Excerpts from a figure dataset
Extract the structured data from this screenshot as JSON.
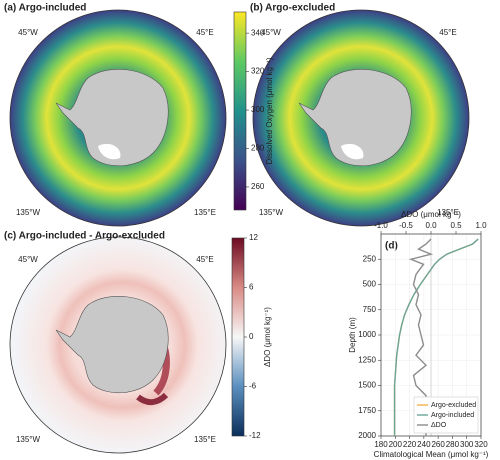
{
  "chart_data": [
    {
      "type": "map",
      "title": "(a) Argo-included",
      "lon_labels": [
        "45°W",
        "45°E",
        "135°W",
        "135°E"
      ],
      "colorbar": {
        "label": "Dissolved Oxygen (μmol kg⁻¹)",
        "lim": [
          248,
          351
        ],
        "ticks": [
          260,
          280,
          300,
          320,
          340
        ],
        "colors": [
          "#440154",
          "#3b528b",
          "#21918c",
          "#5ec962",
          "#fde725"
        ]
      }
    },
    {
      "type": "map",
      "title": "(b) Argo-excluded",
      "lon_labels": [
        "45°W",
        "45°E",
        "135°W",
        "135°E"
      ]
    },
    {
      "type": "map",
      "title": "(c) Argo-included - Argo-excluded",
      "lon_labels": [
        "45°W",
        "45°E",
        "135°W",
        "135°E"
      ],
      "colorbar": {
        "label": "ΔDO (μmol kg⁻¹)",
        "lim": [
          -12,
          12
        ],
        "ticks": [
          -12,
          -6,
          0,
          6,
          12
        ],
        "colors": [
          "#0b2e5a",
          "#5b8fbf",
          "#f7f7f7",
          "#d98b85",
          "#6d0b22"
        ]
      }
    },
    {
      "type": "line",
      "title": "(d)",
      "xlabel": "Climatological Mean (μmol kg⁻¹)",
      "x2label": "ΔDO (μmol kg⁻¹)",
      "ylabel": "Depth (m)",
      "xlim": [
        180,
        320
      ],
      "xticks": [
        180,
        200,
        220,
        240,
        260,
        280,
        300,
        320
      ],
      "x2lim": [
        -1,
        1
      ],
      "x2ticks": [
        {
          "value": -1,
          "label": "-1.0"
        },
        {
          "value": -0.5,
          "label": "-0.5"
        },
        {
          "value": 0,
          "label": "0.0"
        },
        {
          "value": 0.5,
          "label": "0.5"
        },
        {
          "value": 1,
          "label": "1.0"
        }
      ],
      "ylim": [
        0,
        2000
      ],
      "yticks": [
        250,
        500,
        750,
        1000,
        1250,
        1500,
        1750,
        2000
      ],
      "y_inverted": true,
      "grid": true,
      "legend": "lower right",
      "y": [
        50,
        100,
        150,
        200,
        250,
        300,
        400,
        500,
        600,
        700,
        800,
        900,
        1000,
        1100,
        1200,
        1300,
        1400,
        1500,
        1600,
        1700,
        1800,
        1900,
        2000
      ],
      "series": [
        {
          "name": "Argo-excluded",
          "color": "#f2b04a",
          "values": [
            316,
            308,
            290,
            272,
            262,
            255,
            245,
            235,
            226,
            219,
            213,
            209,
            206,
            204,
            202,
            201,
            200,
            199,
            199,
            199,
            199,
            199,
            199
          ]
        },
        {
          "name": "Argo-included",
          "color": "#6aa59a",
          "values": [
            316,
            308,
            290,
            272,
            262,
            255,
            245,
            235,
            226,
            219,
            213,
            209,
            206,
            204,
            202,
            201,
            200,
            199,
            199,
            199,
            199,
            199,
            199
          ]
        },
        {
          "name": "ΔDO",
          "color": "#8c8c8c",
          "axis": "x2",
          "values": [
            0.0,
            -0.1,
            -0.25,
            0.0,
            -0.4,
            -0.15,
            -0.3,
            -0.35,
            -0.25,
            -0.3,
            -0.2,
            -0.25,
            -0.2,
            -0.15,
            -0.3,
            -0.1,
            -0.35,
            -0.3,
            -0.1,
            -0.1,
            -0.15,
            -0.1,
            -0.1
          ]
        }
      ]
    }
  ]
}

# [Task to carry out]
Without including any pictures, please restate all the records exactly.

# [Answer in full]
Extract the structured data from this screenshot as JSON.
{
  "chart_data": [
    {
      "type": "map",
      "title": "(a) Argo-included",
      "lon_labels": [
        "45°W",
        "45°E",
        "135°W",
        "135°E"
      ],
      "colorbar": {
        "label": "Dissolved Oxygen (μmol kg⁻¹)",
        "lim": [
          248,
          351
        ],
        "ticks": [
          260,
          280,
          300,
          320,
          340
        ],
        "colors": [
          "#440154",
          "#3b528b",
          "#21918c",
          "#5ec962",
          "#fde725"
        ]
      }
    },
    {
      "type": "map",
      "title": "(b) Argo-excluded",
      "lon_labels": [
        "45°W",
        "45°E",
        "135°W",
        "135°E"
      ]
    },
    {
      "type": "map",
      "title": "(c) Argo-included - Argo-excluded",
      "lon_labels": [
        "45°W",
        "45°E",
        "135°W",
        "135°E"
      ],
      "colorbar": {
        "label": "ΔDO (μmol kg⁻¹)",
        "lim": [
          -12,
          12
        ],
        "ticks": [
          -12,
          -6,
          0,
          6,
          12
        ],
        "colors": [
          "#0b2e5a",
          "#5b8fbf",
          "#f7f7f7",
          "#d98b85",
          "#6d0b22"
        ]
      }
    },
    {
      "type": "line",
      "title": "(d)",
      "xlabel": "Climatological Mean (μmol kg⁻¹)",
      "x2label": "ΔDO (μmol kg⁻¹)",
      "ylabel": "Depth (m)",
      "xlim": [
        180,
        320
      ],
      "xticks": [
        180,
        200,
        220,
        240,
        260,
        280,
        300,
        320
      ],
      "x2lim": [
        -1,
        1
      ],
      "x2ticks": [
        {
          "value": -1,
          "label": "-1.0"
        },
        {
          "value": -0.5,
          "label": "-0.5"
        },
        {
          "value": 0,
          "label": "0.0"
        },
        {
          "value": 0.5,
          "label": "0.5"
        },
        {
          "value": 1,
          "label": "1.0"
        }
      ],
      "ylim": [
        0,
        2000
      ],
      "yticks": [
        250,
        500,
        750,
        1000,
        1250,
        1500,
        1750,
        2000
      ],
      "y_inverted": true,
      "grid": true,
      "legend": "lower right",
      "y": [
        50,
        100,
        150,
        200,
        250,
        300,
        400,
        500,
        600,
        700,
        800,
        900,
        1000,
        1100,
        1200,
        1300,
        1400,
        1500,
        1600,
        1700,
        1800,
        1900,
        2000
      ],
      "series": [
        {
          "name": "Argo-excluded",
          "color": "#f2b04a",
          "values": [
            316,
            308,
            290,
            272,
            262,
            255,
            245,
            235,
            226,
            219,
            213,
            209,
            206,
            204,
            202,
            201,
            200,
            199,
            199,
            199,
            199,
            199,
            199
          ]
        },
        {
          "name": "Argo-included",
          "color": "#6aa59a",
          "values": [
            316,
            308,
            290,
            272,
            262,
            255,
            245,
            235,
            226,
            219,
            213,
            209,
            206,
            204,
            202,
            201,
            200,
            199,
            199,
            199,
            199,
            199,
            199
          ]
        },
        {
          "name": "ΔDO",
          "color": "#8c8c8c",
          "axis": "x2",
          "values": [
            0.0,
            -0.1,
            -0.25,
            0.0,
            -0.4,
            -0.15,
            -0.3,
            -0.35,
            -0.25,
            -0.3,
            -0.2,
            -0.25,
            -0.2,
            -0.15,
            -0.3,
            -0.1,
            -0.35,
            -0.3,
            -0.1,
            -0.1,
            -0.15,
            -0.1,
            -0.1
          ]
        }
      ]
    }
  ]
}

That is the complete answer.